◆ Task details
Send each entry back exactly as given, pictures excluded.

◆ Data records
════════
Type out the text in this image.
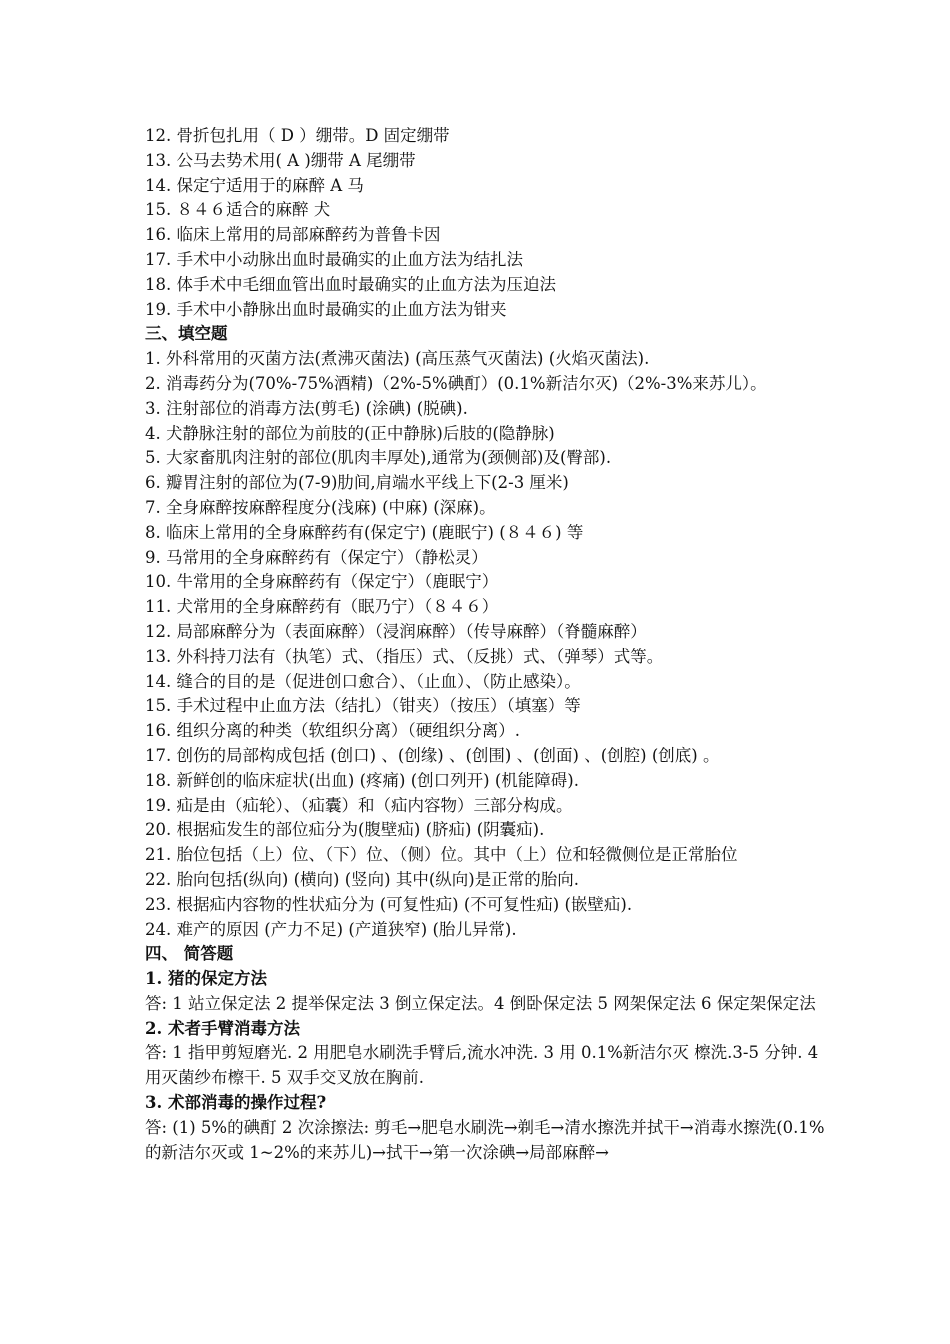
12. 骨折包扎用（ D ）绷带。D 固定绷带
13. 公马去势术用( A )绷带 A 尾绷带
14. 保定宁适用于的麻醉 A 马
15. ８４６适合的麻醉 犬
16. 临床上常用的局部麻醉药为普鲁卡因
17. 手术中小动脉出血时最确实的止血方法为结扎法
18. 体手术中毛细血管出血时最确实的止血方法为压迫法
19. 手术中小静脉出血时最确实的止血方法为钳夹
三、填空题
1. 外科常用的灭菌方法(煮沸灭菌法) (高压蒸气灭菌法) (火焰灭菌法).
2. 消毒药分为(70%-75%酒精)（2%-5%碘酊）(0.1%新洁尔灭)（2%-3%来苏儿）。
3. 注射部位的消毒方法(剪毛) (涂碘) (脱碘).
4. 犬静脉注射的部位为前肢的(正中静脉)后肢的(隐静脉)
5. 大家畜肌肉注射的部位(肌肉丰厚处),通常为(颈侧部)及(臀部).
6. 瓣胃注射的部位为(7-9)肋间,肩端水平线上下(2-3 厘米)
7. 全身麻醉按麻醉程度分(浅麻) (中麻) (深麻)。
8. 临床上常用的全身麻醉药有(保定宁) (鹿眠宁) (８４６) 等
9. 马常用的全身麻醉药有（保定宁）（静松灵）
10. 牛常用的全身麻醉药有（保定宁）（鹿眠宁）
11. 犬常用的全身麻醉药有（眠乃宁）（８４６）
12. 局部麻醉分为（表面麻醉）（浸润麻醉）（传导麻醉）（脊髓麻醉）
13. 外科持刀法有（执笔）式、（指压）式、（反挑）式、（弹琴）式等。
14. 缝合的目的是（促进创口愈合）、（止血）、（防止感染）。
15. 手术过程中止血方法（结扎）（钳夹）（按压）（填塞）等
16. 组织分离的种类（软组织分离）（硬组织分离）.
17. 创伤的局部构成包括 (创口) 、(创缘) 、(创围) 、(创面) 、(创腔) (创底) 。
18. 新鲜创的临床症状(出血) (疼痛) (创口列开) (机能障碍).
19. 疝是由（疝轮）、（疝囊）和（疝内容物）三部分构成。
20. 根据疝发生的部位疝分为(腹壁疝) (脐疝) (阴囊疝).
21. 胎位包括（上）位、（下）位、（侧）位。其中（上）位和轻微侧位是正常胎位
22. 胎向包括(纵向) (横向) (竖向) 其中(纵向)是正常的胎向.
23. 根据疝内容物的性状疝分为 (可复性疝) (不可复性疝) (嵌壁疝).
24. 难产的原因 (产力不足) (产道狭窄) (胎儿异常).
四、 简答题
1. 猪的保定方法
答: 1 站立保定法 2 提举保定法 3 倒立保定法。4 倒卧保定法 5 网架保定法 6 保定架保定法
2. 术者手臂消毒方法
答: 1 指甲剪短磨光. 2 用肥皂水刷洗手臂后,流水冲洗. 3 用 0.1%新洁尔灭 檫洗.3-5 分钟. 4 用灭菌纱布檫干. 5 双手交叉放在胸前.
3. 术部消毒的操作过程?
答: (1) 5%的碘酊 2 次涂擦法: 剪毛→肥皂水刷洗→剃毛→清水擦洗并拭干→消毒水擦洗(0.1%的新洁尔灭或 1~2%的来苏儿)→拭干→第一次涂碘→局部麻醉→
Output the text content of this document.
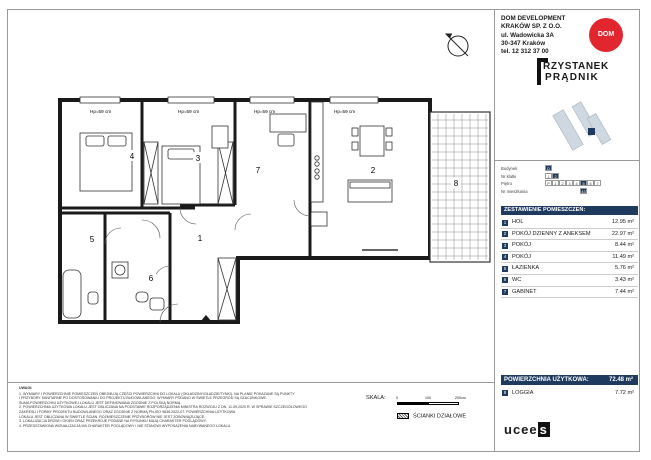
1
2
3
4
5
6
7
8
Hp=59 cm	Hp=59 cm	Hp=59 cm	Hp=59 cm
DOM DEVELOPMENT
KRAKÓW SP. Z O.O.
ul. Wadowicka 3A
30-347 Kraków
tel. 12 312 37 00
DOM
RZYSTANEK
PRĄDNIK
Budynek	D
Nr klatki	1	2
Piętro	P	1	2	3	4	5	6	7
Nr mieszkania	43
ZESTAWIENIE POMIESZCZEŃ:
1	HOL	12.95 m²
2	POKÓJ DZIENNY Z ANEKSEM	22.97 m²
3	POKÓJ	8.44 m²
4	POKÓJ	11.49 m²
5	ŁAZIENKA	5.76 m²
6	WC	3.43 m²
7	GABINET	7.44 m²
POWIERZCHNIA UŻYTKOWA:	72.48 m²
8	LOGGIA	7.72 m²
UWAGI:
1. WYMIARY I POWIERZCHNIE POMIESZCZEŃ OBEJMUJĄ CZĘŚCI POWIERZCHNI DO LOKALU (OKŁADZINY/GŁADZIE/TYNKI). NA PLANIE POKAZANE SĄ PUNKTY
I PRZYBORY SANITARNE PO DOSTOSOWANIU DO PROJEKTU BUDOWLANEGO. WYMIARY PODANO W ŚWIETLE PRZEGRÓD SĄ SZACUNKOWE.
SUMA POWIERZCHNI UŻYTKOWEJ LOKALU JEST DEFINIOWANA ZGODNIE Z POLSKĄ NORMĄ.
2. POWIERZCHNIA UŻYTKOWA LOKALU JEST OBLICZANA NA PODSTAWIE ROZPORZĄDZENIA MINISTRA ROZWOJU Z DN. 11.09.2020 R. W SPRAWIE SZCZEGÓŁOWEGO
ZAKRESU I FORMY PROJEKTU BUDOWLANEGO ORAZ ZGODNIE Z NORMĄ PN-ISO 9836:2022-07. POWIERZCHNIA UŻYTKOWA
LOKALU JEST OBLICZANA W ŚWIETLE ŚCIAN. ROZMIESZCZENIE PRZYBORÓW NIE JEST ZOBOWIĄZUJĄCE.
3. LOKALIZACJA DRZWI I OKIEN ORAZ PRZEKROJE PODANE NA RYSUNKU MAJĄ CHARAKTER POGLĄDOWY.
4. PRZEDSTAWIONA WIZUALIZACJA MA CHARAKTER POGLĄDOWY I NIE STANOWI WYPOSAŻENIA NABYWANEGO LOKALU.
SKALA:	0	100	200cm
ŚCIANKI DZIAŁOWE
ucee s
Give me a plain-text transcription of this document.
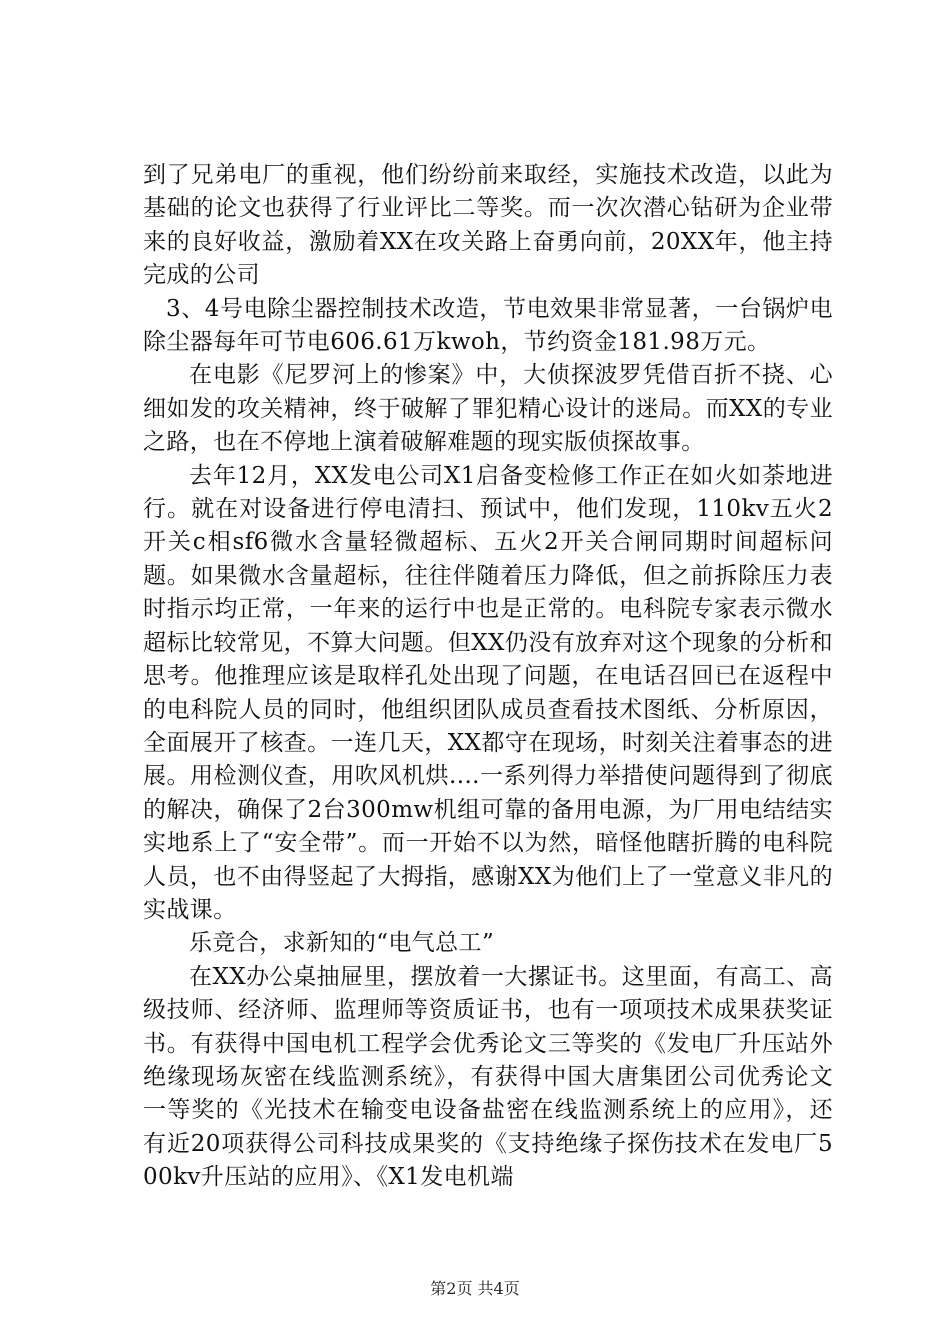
到了兄弟电厂的重视，他们纷纷前来取经，实施技术改造，以此为基础的论文也获得了行业评比二等奖。而一次次潜心钻研为企业带来的良好收益，激励着XX在攻关路上奋勇向前，20XX年，他主持完成的公司

3、4号电除尘器控制技术改造，节电效果非常显著，一台锅炉电除尘器每年可节电606.61万kwoh，节约资金181.98万元。

在电影《尼罗河上的惨案》中，大侦探波罗凭借百折不挠、心细如发的攻关精神，终于破解了罪犯精心设计的迷局。而XX的专业之路，也在不停地上演着破解难题的现实版侦探故事。

去年12月，XX发电公司X1启备变检修工作正在如火如荼地进行。就在对设备进行停电清扫、预试中，他们发现，110kv五火2开关c相sf6微水含量轻微超标、五火2开关合闸同期时间超标问题。如果微水含量超标，往往伴随着压力降低，但之前拆除压力表时指示均正常，一年来的运行中也是正常的。电科院专家表示微水超标比较常见，不算大问题。但XX仍没有放弃对这个现象的分析和思考。他推理应该是取样孔处出现了问题，在电话召回已在返程中的电科院人员的同时，他组织团队成员查看技术图纸、分析原因，全面展开了核查。一连几天，XX都守在现场，时刻关注着事态的进展。用检测仪查，用吹风机烘....一系列得力举措使问题得到了彻底的解决，确保了2台300mw机组可靠的备用电源，为厂用电结结实实地系上了“安全带”。而一开始不以为然，暗怪他瞎折腾的电科院人员，也不由得竖起了大拇指，感谢XX为他们上了一堂意义非凡的实战课。

乐竞合，求新知的“电气总工”

在XX办公桌抽屉里，摆放着一大摞证书。这里面，有高工、高级技师、经济师、监理师等资质证书，也有一项项技术成果获奖证书。有获得中国电机工程学会优秀论文三等奖的《发电厂升压站外绝缘现场灰密在线监测系统》，有获得中国大唐集团公司优秀论文一等奖的《光技术在输变电设备盐密在线监测系统上的应用》，还有近20项获得公司科技成果奖的《支持绝缘子探伤技术在发电厂500kv升压站的应用》、《X1发电机端

第2页 共4页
════════
◆ Output of the exercise
Type out the text in this image.
12. 骨折包扎用（ D ）绷带。D 固定绷带
13. 公马去势术用( A )绷带 A 尾绷带
14. 保定宁适用于的麻醉 A 马
15. ８４６适合的麻醉 犬
16. 临床上常用的局部麻醉药为普鲁卡因
17. 手术中小动脉出血时最确实的止血方法为结扎法
18. 体手术中毛细血管出血时最确实的止血方法为压迫法
19. 手术中小静脉出血时最确实的止血方法为钳夹
三、填空题
1. 外科常用的灭菌方法(煮沸灭菌法) (高压蒸气灭菌法) (火焰灭菌法).
2. 消毒药分为(70%-75%酒精)（2%-5%碘酊）(0.1%新洁尔灭)（2%-3%来苏儿）。
3. 注射部位的消毒方法(剪毛) (涂碘) (脱碘).
4. 犬静脉注射的部位为前肢的(正中静脉)后肢的(隐静脉)
5. 大家畜肌肉注射的部位(肌肉丰厚处),通常为(颈侧部)及(臀部).
6. 瓣胃注射的部位为(7-9)肋间,肩端水平线上下(2-3 厘米)
7. 全身麻醉按麻醉程度分(浅麻) (中麻) (深麻)。
8. 临床上常用的全身麻醉药有(保定宁) (鹿眠宁) (８４６) 等
9. 马常用的全身麻醉药有（保定宁）（静松灵）
10. 牛常用的全身麻醉药有（保定宁）（鹿眠宁）
11. 犬常用的全身麻醉药有（眠乃宁）（８４６）
12. 局部麻醉分为（表面麻醉）（浸润麻醉）（传导麻醉）（脊髓麻醉）
13. 外科持刀法有（执笔）式、（指压）式、（反挑）式、（弹琴）式等。
14. 缝合的目的是（促进创口愈合）、（止血）、（防止感染）。
15. 手术过程中止血方法（结扎）（钳夹）（按压）（填塞）等
16. 组织分离的种类（软组织分离）（硬组织分离）.
17. 创伤的局部构成包括 (创口) 、(创缘) 、(创围) 、(创面) 、(创腔) (创底) 。
18. 新鲜创的临床症状(出血) (疼痛) (创口列开) (机能障碍).
19. 疝是由（疝轮）、（疝囊）和（疝内容物）三部分构成。
20. 根据疝发生的部位疝分为(腹壁疝) (脐疝) (阴囊疝).
21. 胎位包括（上）位、（下）位、（侧）位。其中（上）位和轻微侧位是正常胎位
22. 胎向包括(纵向) (横向) (竖向) 其中(纵向)是正常的胎向.
23. 根据疝内容物的性状疝分为 (可复性疝) (不可复性疝) (嵌壁疝).
24. 难产的原因 (产力不足) (产道狭窄) (胎儿异常).
四、 简答题
1. 猪的保定方法
答: 1 站立保定法 2 提举保定法 3 倒立保定法。4 倒卧保定法 5 网架保定法 6 保定架保定法
2. 术者手臂消毒方法
答: 1 指甲剪短磨光. 2 用肥皂水刷洗手臂后,流水冲洗. 3 用 0.1%新洁尔灭 檫洗.3-5 分钟. 4 用灭菌纱布檫干. 5 双手交叉放在胸前.
3. 术部消毒的操作过程?
答: (1) 5%的碘酊 2 次涂擦法: 剪毛→肥皂水刷洗→剃毛→清水擦洗并拭干→消毒水擦洗(0.1%的新洁尔灭或 1~2%的来苏儿)→拭干→第一次涂碘→局部麻醉→
Output the text content of this document.
1
2
3
4
5
6
7
8
Hp=59 cm	Hp=59 cm	Hp=59 cm	Hp=59 cm
DOM DEVELOPMENT
KRAKÓW SP. Z O.O.
ul. Wadowicka 3A
30-347 Kraków
tel. 12 312 37 00
DOM
RZYSTANEK
PRĄDNIK
Budynek	D
Nr klatki	1	2
Piętro	P	1	2	3	4	5	6	7
Nr mieszkania	43
ZESTAWIENIE POMIESZCZEŃ:
1	HOL	12.95 m²
2	POKÓJ DZIENNY Z ANEKSEM	22.97 m²
3	POKÓJ	8.44 m²
4	POKÓJ	11.49 m²
5	ŁAZIENKA	5.76 m²
6	WC	3.43 m²
7	GABINET	7.44 m²
POWIERZCHNIA UŻYTKOWA:	72.48 m²
8	LOGGIA	7.72 m²
UWAGI:
1. WYMIARY I POWIERZCHNIE POMIESZCZEŃ OBEJMUJĄ CZĘŚCI POWIERZCHNI DO LOKALU (OKŁADZINY/GŁADZIE/TYNKI). NA PLANIE POKAZANE SĄ PUNKTY
I PRZYBORY SANITARNE PO DOSTOSOWANIU DO PROJEKTU BUDOWLANEGO. WYMIARY PODANO W ŚWIETLE PRZEGRÓD SĄ SZACUNKOWE.
SUMA POWIERZCHNI UŻYTKOWEJ LOKALU JEST DEFINIOWANA ZGODNIE Z POLSKĄ NORMĄ.
2. POWIERZCHNIA UŻYTKOWA LOKALU JEST OBLICZANA NA PODSTAWIE ROZPORZĄDZENIA MINISTRA ROZWOJU Z DN. 11.09.2020 R. W SPRAWIE SZCZEGÓŁOWEGO
ZAKRESU I FORMY PROJEKTU BUDOWLANEGO ORAZ ZGODNIE Z NORMĄ PN-ISO 9836:2022-07. POWIERZCHNIA UŻYTKOWA
LOKALU JEST OBLICZANA W ŚWIETLE ŚCIAN. ROZMIESZCZENIE PRZYBORÓW NIE JEST ZOBOWIĄZUJĄCE.
3. LOKALIZACJA DRZWI I OKIEN ORAZ PRZEKROJE PODANE NA RYSUNKU MAJĄ CHARAKTER POGLĄDOWY.
4. PRZEDSTAWIONA WIZUALIZACJA MA CHARAKTER POGLĄDOWY I NIE STANOWI WYPOSAŻENIA NABYWANEGO LOKALU.
SKALA:	0	100	200cm
ŚCIANKI DZIAŁOWE
ucee s
Give me a plain-text transcription of this document.
到了兄弟电厂的重视，他们纷纷前来取经，实施技术改造，以此为基础的论文也获得了行业评比二等奖。而一次次潜心钻研为企业带来的良好收益，激励着XX在攻关路上奋勇向前，20XX年，他主持完成的公司

3、4号电除尘器控制技术改造，节电效果非常显著，一台锅炉电除尘器每年可节电606.61万kwoh，节约资金181.98万元。

在电影《尼罗河上的惨案》中，大侦探波罗凭借百折不挠、心细如发的攻关精神，终于破解了罪犯精心设计的迷局。而XX的专业之路，也在不停地上演着破解难题的现实版侦探故事。

去年12月，XX发电公司X1启备变检修工作正在如火如荼地进行。就在对设备进行停电清扫、预试中，他们发现，110kv五火2开关c相sf6微水含量轻微超标、五火2开关合闸同期时间超标问题。如果微水含量超标，往往伴随着压力降低，但之前拆除压力表时指示均正常，一年来的运行中也是正常的。电科院专家表示微水超标比较常见，不算大问题。但XX仍没有放弃对这个现象的分析和思考。他推理应该是取样孔处出现了问题，在电话召回已在返程中的电科院人员的同时，他组织团队成员查看技术图纸、分析原因，全面展开了核查。一连几天，XX都守在现场，时刻关注着事态的进展。用检测仪查，用吹风机烘....一系列得力举措使问题得到了彻底的解决，确保了2台300mw机组可靠的备用电源，为厂用电结结实实地系上了“安全带”。而一开始不以为然，暗怪他瞎折腾的电科院人员，也不由得竖起了大拇指，感谢XX为他们上了一堂意义非凡的实战课。

乐竞合，求新知的“电气总工”

在XX办公桌抽屉里，摆放着一大摞证书。这里面，有高工、高级技师、经济师、监理师等资质证书，也有一项项技术成果获奖证书。有获得中国电机工程学会优秀论文三等奖的《发电厂升压站外绝缘现场灰密在线监测系统》，有获得中国大唐集团公司优秀论文一等奖的《光技术在输变电设备盐密在线监测系统上的应用》，还有近20项获得公司科技成果奖的《支持绝缘子探伤技术在发电厂500kv升压站的应用》、《X1发电机端

第2页 共4页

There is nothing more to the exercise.